> **ЗАДАНИЕ**: Допишите рассказ о смене бригады скорой помощи, начав сразу после его последнего предложения.

> **ИСХОДНЫЙ ТЕКСТ**:
=======

В салоне становится тихо.
– Не смогли. Но мы сделали все, что могли, мы всегда делаем все по максимуму, здесь не существует выбора. Через окно за работой родственники наблюдали, один подошел потом и сказал: «Вы сделали все, чтобы его спасти, мы видели».
На Клыкова долго не задерживаемся — дедушка подписал отказ от госпитализации, у него оказался рак в четвертой стадии и в больницу ложиться он не хочет: «Помирать вот собрался». Еще и сердце забарахлило в последнее время. Сняли ЭКГ, сделали укол. Принимаем следующий вызов — мужчина, задыхается. В дверях врачей встречают клубы сигаретного дыма. Невозможно дышать. На диване сидит пожилой мужчина и курит сигарету за сигаретой, на полу валяются пустые пачки. У него рак легкого в 4 стадии, жена забыла сделать обезболивающий укол, вот знакомый и вызвал скорую. Анна делает ему укол — последнюю ампулу. Наталья звонит на подстанцию.
– Алло, мы едем «домой», нам «аптека» нужна.
Пока Анна идет за необходимыми лекарствами, у остальной бригады есть несколько минут перерыва. Наталья рассказывает о суевериях медработников «скорой».

=======

> **ИСХОДНЫЕ МАТЕРИАЛЫ**:
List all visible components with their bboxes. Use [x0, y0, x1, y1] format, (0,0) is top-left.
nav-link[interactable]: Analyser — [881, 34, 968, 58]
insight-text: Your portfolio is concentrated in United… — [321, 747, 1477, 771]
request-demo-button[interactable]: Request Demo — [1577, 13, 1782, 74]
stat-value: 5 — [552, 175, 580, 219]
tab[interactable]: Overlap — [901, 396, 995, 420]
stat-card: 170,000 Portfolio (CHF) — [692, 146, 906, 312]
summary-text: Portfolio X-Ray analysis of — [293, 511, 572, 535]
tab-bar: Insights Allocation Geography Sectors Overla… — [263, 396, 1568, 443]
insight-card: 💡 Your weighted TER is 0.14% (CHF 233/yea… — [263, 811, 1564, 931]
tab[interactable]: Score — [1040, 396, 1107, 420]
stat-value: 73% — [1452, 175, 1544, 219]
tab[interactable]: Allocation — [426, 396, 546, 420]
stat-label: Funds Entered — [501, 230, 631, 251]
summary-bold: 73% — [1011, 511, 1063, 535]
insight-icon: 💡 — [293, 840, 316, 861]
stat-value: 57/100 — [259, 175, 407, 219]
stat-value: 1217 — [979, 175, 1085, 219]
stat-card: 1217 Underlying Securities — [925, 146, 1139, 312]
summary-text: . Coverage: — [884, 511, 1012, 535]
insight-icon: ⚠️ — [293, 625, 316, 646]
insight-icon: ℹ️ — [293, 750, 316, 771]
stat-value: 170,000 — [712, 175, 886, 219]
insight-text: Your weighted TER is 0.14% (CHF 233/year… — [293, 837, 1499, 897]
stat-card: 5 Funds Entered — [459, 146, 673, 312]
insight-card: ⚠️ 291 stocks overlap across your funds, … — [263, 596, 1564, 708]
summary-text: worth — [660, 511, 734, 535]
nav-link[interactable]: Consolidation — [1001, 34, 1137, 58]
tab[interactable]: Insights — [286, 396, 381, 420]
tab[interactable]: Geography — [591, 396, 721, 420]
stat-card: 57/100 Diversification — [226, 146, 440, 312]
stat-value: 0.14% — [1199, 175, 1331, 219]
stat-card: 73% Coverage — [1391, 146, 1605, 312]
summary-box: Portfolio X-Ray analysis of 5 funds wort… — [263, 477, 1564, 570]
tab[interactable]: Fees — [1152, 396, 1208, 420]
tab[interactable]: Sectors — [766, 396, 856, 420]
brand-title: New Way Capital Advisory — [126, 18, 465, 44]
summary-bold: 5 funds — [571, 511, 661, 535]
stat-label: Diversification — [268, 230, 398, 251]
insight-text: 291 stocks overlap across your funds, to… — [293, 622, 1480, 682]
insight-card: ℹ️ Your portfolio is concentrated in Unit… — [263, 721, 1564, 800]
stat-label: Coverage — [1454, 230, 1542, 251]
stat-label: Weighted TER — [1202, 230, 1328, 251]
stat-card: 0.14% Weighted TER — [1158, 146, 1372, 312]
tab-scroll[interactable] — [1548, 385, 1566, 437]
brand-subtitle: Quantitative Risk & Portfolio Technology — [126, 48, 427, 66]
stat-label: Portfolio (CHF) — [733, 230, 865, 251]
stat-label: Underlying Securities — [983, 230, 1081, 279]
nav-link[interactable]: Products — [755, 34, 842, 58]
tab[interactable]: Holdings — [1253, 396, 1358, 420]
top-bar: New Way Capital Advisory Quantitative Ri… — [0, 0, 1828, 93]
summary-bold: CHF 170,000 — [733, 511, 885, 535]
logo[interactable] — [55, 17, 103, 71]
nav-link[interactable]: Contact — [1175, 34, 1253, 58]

=======

> **ОЖИДАЕМЫЙ ОТВЕТ**:
– Ни в коем случае нельзя желать ничего бригаде, которая заступает на смену. Ничего. Никогда. Если скажешь: «Хорошей смены, ребят», — можно быть уверенным, что «домой» они только в ее конце и приедут. Будет куча вызовов. Еще бывает такое, что когда человек в помещении умирает, открываются двери, форточки. Один раз мы пытались спасти девушку, наркоманку. Ей 23 года было. В квартире был еще знакомый этой девушки и два фельдшера, Аня и Андрей, парень молодой, здоровый. Я ее реанимирую, она дышит еще. Начинает открываться входная дверь, я кричу: «Андрюха, держи дверь». Он всем весом на нее налегает, а оттуда как будто бьется кто-то. У него глаза, как блюдца, мужика, который нас вызвал, трясет. Как только дверь открылась, она умерла сразу.
– Тут же форточка разбивается в кухне, — добавляет вернувшаяся Анна, — там банки какие-то летят, все звенит и холод в квартире резко наступает, мы одетые, а нас трясет. А потом резко — опять тепло. Просто жуть.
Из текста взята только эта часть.